Request: Reproduce every entry exactly as shown.

Data lines:
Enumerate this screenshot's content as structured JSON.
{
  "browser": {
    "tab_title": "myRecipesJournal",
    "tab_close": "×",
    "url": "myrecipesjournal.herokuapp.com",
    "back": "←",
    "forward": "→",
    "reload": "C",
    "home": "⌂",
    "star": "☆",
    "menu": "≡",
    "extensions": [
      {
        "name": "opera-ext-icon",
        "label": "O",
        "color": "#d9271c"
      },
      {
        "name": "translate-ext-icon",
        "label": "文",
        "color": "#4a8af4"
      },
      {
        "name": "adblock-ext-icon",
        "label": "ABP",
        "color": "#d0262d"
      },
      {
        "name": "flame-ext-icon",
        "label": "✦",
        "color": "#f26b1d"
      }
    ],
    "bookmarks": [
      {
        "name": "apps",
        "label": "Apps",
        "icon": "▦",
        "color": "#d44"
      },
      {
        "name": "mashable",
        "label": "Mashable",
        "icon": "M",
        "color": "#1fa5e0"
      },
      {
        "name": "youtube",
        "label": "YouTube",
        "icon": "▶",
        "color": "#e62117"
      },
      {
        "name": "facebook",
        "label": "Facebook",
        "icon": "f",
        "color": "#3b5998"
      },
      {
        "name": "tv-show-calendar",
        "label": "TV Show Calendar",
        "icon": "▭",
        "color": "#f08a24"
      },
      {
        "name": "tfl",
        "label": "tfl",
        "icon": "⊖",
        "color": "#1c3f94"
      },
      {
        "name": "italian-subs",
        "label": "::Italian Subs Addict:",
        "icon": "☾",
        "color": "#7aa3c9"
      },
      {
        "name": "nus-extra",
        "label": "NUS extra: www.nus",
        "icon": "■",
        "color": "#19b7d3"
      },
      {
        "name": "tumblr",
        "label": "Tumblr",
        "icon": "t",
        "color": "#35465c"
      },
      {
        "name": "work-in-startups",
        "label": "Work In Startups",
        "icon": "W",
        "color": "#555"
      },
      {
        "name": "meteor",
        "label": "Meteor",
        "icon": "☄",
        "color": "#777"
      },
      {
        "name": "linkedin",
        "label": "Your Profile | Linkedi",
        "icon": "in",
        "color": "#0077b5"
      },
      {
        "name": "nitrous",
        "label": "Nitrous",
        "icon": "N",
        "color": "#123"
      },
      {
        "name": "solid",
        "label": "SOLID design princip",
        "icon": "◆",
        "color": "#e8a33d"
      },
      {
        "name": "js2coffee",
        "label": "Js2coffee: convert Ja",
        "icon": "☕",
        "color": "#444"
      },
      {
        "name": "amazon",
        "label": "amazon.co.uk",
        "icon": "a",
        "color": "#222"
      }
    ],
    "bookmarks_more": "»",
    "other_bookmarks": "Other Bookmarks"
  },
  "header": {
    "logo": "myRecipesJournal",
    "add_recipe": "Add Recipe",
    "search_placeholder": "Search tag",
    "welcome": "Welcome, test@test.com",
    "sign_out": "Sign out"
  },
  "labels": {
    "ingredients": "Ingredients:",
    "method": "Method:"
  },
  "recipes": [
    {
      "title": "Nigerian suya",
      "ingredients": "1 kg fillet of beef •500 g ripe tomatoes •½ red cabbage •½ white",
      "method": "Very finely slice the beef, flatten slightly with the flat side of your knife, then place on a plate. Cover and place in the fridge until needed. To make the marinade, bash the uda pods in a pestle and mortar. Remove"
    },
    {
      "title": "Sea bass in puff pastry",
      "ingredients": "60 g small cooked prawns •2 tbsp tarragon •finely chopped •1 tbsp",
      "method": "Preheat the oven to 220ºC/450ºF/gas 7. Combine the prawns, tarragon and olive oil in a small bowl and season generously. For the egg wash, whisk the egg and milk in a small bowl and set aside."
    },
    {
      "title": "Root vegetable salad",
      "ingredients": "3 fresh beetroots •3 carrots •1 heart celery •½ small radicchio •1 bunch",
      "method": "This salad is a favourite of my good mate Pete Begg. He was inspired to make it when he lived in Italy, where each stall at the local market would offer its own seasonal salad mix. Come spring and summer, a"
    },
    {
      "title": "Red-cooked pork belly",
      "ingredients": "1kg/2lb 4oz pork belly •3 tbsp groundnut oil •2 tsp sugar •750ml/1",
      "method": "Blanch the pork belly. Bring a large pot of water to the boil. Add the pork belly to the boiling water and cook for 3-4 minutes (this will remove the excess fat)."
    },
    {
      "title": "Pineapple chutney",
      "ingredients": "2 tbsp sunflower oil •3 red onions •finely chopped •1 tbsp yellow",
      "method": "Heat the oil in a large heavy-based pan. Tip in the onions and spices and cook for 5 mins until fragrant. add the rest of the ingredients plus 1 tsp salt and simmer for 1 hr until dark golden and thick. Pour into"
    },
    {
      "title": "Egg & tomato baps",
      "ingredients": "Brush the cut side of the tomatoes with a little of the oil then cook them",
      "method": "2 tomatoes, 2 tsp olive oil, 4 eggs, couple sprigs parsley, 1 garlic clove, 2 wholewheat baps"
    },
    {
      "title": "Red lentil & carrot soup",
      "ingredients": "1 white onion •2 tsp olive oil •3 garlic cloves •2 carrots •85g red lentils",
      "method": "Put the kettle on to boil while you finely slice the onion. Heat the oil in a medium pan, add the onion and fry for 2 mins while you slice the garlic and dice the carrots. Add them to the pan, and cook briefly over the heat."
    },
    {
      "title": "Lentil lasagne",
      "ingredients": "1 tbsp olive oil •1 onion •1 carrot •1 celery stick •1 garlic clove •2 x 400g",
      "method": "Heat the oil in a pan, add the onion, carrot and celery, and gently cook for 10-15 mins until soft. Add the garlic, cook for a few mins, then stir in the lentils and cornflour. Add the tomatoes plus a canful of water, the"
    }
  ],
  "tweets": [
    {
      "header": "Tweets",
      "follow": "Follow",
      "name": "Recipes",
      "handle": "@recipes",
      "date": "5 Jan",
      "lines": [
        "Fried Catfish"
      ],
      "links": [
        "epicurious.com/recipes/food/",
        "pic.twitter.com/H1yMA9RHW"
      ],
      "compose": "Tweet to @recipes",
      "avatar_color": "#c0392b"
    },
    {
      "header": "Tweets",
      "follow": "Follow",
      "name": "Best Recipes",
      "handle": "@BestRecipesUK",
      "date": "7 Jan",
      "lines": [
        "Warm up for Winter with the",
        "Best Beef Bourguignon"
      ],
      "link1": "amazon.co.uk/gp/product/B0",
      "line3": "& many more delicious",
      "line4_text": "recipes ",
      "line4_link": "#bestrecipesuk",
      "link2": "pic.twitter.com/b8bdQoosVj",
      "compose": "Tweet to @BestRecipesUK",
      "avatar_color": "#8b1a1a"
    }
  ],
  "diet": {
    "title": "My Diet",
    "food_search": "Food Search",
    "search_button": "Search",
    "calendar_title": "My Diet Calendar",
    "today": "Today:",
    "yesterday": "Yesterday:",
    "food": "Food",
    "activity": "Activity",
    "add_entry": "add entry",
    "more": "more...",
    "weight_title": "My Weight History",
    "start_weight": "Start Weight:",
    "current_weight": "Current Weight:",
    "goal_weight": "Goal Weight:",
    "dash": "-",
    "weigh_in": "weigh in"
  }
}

Task answer:
Enumerate this screenshot's content as structured JSON.
{
  "browser": {
    "tab_title": "myRecipesJournal",
    "tab_close": "×",
    "url": "myrecipesjournal.herokuapp.com",
    "back": "←",
    "forward": "→",
    "reload": "C",
    "home": "⌂",
    "star": "☆",
    "menu": "≡",
    "extensions": [
      {
        "name": "opera-ext-icon",
        "label": "O",
        "color": "#d9271c"
      },
      {
        "name": "translate-ext-icon",
        "label": "文",
        "color": "#4a8af4"
      },
      {
        "name": "adblock-ext-icon",
        "label": "ABP",
        "color": "#d0262d"
      },
      {
        "name": "flame-ext-icon",
        "label": "✦",
        "color": "#f26b1d"
      }
    ],
    "bookmarks": [
      {
        "name": "apps",
        "label": "Apps",
        "icon": "▦",
        "color": "#d44"
      },
      {
        "name": "mashable",
        "label": "Mashable",
        "icon": "M",
        "color": "#1fa5e0"
      },
      {
        "name": "youtube",
        "label": "YouTube",
        "icon": "▶",
        "color": "#e62117"
      },
      {
        "name": "facebook",
        "label": "Facebook",
        "icon": "f",
        "color": "#3b5998"
      },
      {
        "name": "tv-show-calendar",
        "label": "TV Show Calendar",
        "icon": "▭",
        "color": "#f08a24"
      },
      {
        "name": "tfl",
        "label": "tfl",
        "icon": "⊖",
        "color": "#1c3f94"
      },
      {
        "name": "italian-subs",
        "label": "::Italian Subs Addict:",
        "icon": "☾",
        "color": "#7aa3c9"
      },
      {
        "name": "nus-extra",
        "label": "NUS extra: www.nus",
        "icon": "■",
        "color": "#19b7d3"
      },
      {
        "name": "tumblr",
        "label": "Tumblr",
        "icon": "t",
        "color": "#35465c"
      },
      {
        "name": "work-in-startups",
        "label": "Work In Startups",
        "icon": "W",
        "color": "#555"
      },
      {
        "name": "meteor",
        "label": "Meteor",
        "icon": "☄",
        "color": "#777"
      },
      {
        "name": "linkedin",
        "label": "Your Profile | Linkedi",
        "icon": "in",
        "color": "#0077b5"
      },
      {
        "name": "nitrous",
        "label": "Nitrous",
        "icon": "N",
        "color": "#123"
      },
      {
        "name": "solid",
        "label": "SOLID design princip",
        "icon": "◆",
        "color": "#e8a33d"
      },
      {
        "name": "js2coffee",
        "label": "Js2coffee: convert Ja",
        "icon": "☕",
        "color": "#444"
      },
      {
        "name": "amazon",
        "label": "amazon.co.uk",
        "icon": "a",
        "color": "#222"
      }
    ],
    "bookmarks_more": "»",
    "other_bookmarks": "Other Bookmarks"
  },
  "header": {
    "logo": "myRecipesJournal",
    "add_recipe": "Add Recipe",
    "search_placeholder": "Search tag",
    "welcome": "Welcome, test@test.com",
    "sign_out": "Sign out"
  },
  "labels": {
    "ingredients": "Ingredients:",
    "method": "Method:"
  },
  "recipes": [
    {
      "title": "Nigerian suya",
      "ingredients": "1 kg fillet of beef •500 g ripe tomatoes •½ red cabbage •½ white",
      "method": "Very finely slice the beef, flatten slightly with the flat side of your knife, then place on a plate. Cover and place in the fridge until needed. To make the marinade, bash the uda pods in a pestle and mortar. Remove"
    },
    {
      "title": "Sea bass in puff pastry",
      "ingredients": "60 g small cooked prawns •2 tbsp tarragon •finely chopped •1 tbsp",
      "method": "Preheat the oven to 220ºC/450ºF/gas 7. Combine the prawns, tarragon and olive oil in a small bowl and season generously. For the egg wash, whisk the egg and milk in a small bowl and set aside."
    },
    {
      "title": "Root vegetable salad",
      "ingredients": "3 fresh beetroots •3 carrots •1 heart celery •½ small radicchio •1 bunch",
      "method": "This salad is a favourite of my good mate Pete Begg. He was inspired to make it when he lived in Italy, where each stall at the local market would offer its own seasonal salad mix. Come spring and summer, a"
    },
    {
      "title": "Red-cooked pork belly",
      "ingredients": "1kg/2lb 4oz pork belly •3 tbsp groundnut oil •2 tsp sugar •750ml/1",
      "method": "Blanch the pork belly. Bring a large pot of water to the boil. Add the pork belly to the boiling water and cook for 3-4 minutes (this will remove the excess fat)."
    },
    {
      "title": "Pineapple chutney",
      "ingredients": "2 tbsp sunflower oil •3 red onions •finely chopped •1 tbsp yellow",
      "method": "Heat the oil in a large heavy-based pan. Tip in the onions and spices and cook for 5 mins until fragrant. add the rest of the ingredients plus 1 tsp salt and simmer for 1 hr until dark golden and thick. Pour into"
    },
    {
      "title": "Egg & tomato baps",
      "ingredients": "Brush the cut side of the tomatoes with a little of the oil then cook them",
      "method": "2 tomatoes, 2 tsp olive oil, 4 eggs, couple sprigs parsley, 1 garlic clove, 2 wholewheat baps"
    },
    {
      "title": "Red lentil & carrot soup",
      "ingredients": "1 white onion •2 tsp olive oil •3 garlic cloves •2 carrots •85g red lentils",
      "method": "Put the kettle on to boil while you finely slice the onion. Heat the oil in a medium pan, add the onion and fry for 2 mins while you slice the garlic and dice the carrots. Add them to the pan, and cook briefly over the heat."
    },
    {
      "title": "Lentil lasagne",
      "ingredients": "1 tbsp olive oil •1 onion •1 carrot •1 celery stick •1 garlic clove •2 x 400g",
      "method": "Heat the oil in a pan, add the onion, carrot and celery, and gently cook for 10-15 mins until soft. Add the garlic, cook for a few mins, then stir in the lentils and cornflour. Add the tomatoes plus a canful of water, the"
    }
  ],
  "tweets": [
    {
      "header": "Tweets",
      "follow": "Follow",
      "name": "Recipes",
      "handle": "@recipes",
      "date": "5 Jan",
      "lines": [
        "Fried Catfish"
      ],
      "links": [
        "epicurious.com/recipes/food/",
        "pic.twitter.com/H1yMA9RHW"
      ],
      "compose": "Tweet to @recipes",
      "avatar_color": "#c0392b"
    },
    {
      "header": "Tweets",
      "follow": "Follow",
      "name": "Best Recipes",
      "handle": "@BestRecipesUK",
      "date": "7 Jan",
      "lines": [
        "Warm up for Winter with the",
        "Best Beef Bourguignon"
      ],
      "link1": "amazon.co.uk/gp/product/B0",
      "line3": "& many more delicious",
      "line4_text": "recipes ",
      "line4_link": "#bestrecipesuk",
      "link2": "pic.twitter.com/b8bdQoosVj",
      "compose": "Tweet to @BestRecipesUK",
      "avatar_color": "#8b1a1a"
    }
  ],
  "diet": {
    "title": "My Diet",
    "food_search": "Food Search",
    "search_button": "Search",
    "calendar_title": "My Diet Calendar",
    "today": "Today:",
    "yesterday": "Yesterday:",
    "food": "Food",
    "activity": "Activity",
    "add_entry": "add entry",
    "more": "more...",
    "weight_title": "My Weight History",
    "start_weight": "Start Weight:",
    "current_weight": "Current Weight:",
    "goal_weight": "Goal Weight:",
    "dash": "-",
    "weigh_in": "weigh in"
  }
}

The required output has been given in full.